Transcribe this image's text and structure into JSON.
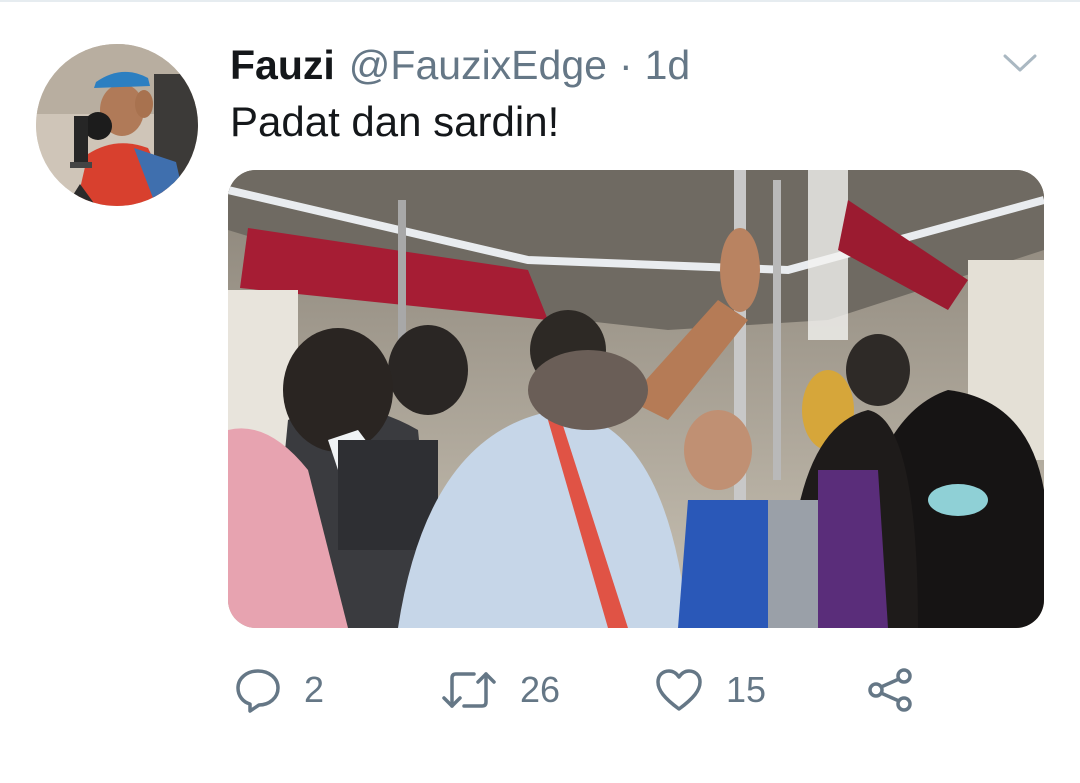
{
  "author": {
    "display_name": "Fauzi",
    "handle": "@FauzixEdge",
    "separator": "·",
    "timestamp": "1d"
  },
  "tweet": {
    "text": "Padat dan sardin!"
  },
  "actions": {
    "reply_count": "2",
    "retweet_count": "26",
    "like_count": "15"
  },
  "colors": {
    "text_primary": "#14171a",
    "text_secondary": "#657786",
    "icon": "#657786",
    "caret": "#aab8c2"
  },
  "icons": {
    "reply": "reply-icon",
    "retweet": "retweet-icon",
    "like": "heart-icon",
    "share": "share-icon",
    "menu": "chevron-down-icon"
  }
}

...

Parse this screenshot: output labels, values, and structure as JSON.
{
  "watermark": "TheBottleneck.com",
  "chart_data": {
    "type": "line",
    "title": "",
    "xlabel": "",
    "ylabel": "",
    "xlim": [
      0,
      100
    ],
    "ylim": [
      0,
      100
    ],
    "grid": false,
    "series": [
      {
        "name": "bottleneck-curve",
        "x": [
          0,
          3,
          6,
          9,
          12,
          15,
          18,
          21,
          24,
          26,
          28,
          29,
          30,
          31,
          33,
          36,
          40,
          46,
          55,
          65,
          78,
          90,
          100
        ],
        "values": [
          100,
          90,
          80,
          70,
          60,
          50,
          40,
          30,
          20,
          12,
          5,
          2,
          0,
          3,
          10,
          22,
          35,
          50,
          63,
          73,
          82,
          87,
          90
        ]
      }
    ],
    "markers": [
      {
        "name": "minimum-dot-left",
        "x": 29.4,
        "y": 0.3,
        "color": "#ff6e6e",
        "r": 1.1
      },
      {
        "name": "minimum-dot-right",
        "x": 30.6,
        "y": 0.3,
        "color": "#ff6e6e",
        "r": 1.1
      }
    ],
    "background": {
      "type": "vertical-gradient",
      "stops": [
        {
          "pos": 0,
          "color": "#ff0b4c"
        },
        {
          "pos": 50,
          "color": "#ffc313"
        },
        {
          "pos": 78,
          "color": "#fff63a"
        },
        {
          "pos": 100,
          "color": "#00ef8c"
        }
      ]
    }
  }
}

**Task goal:**
Go over the records above line by line and count those holding the word "this". Reply only with the number.

**Correct result:**
2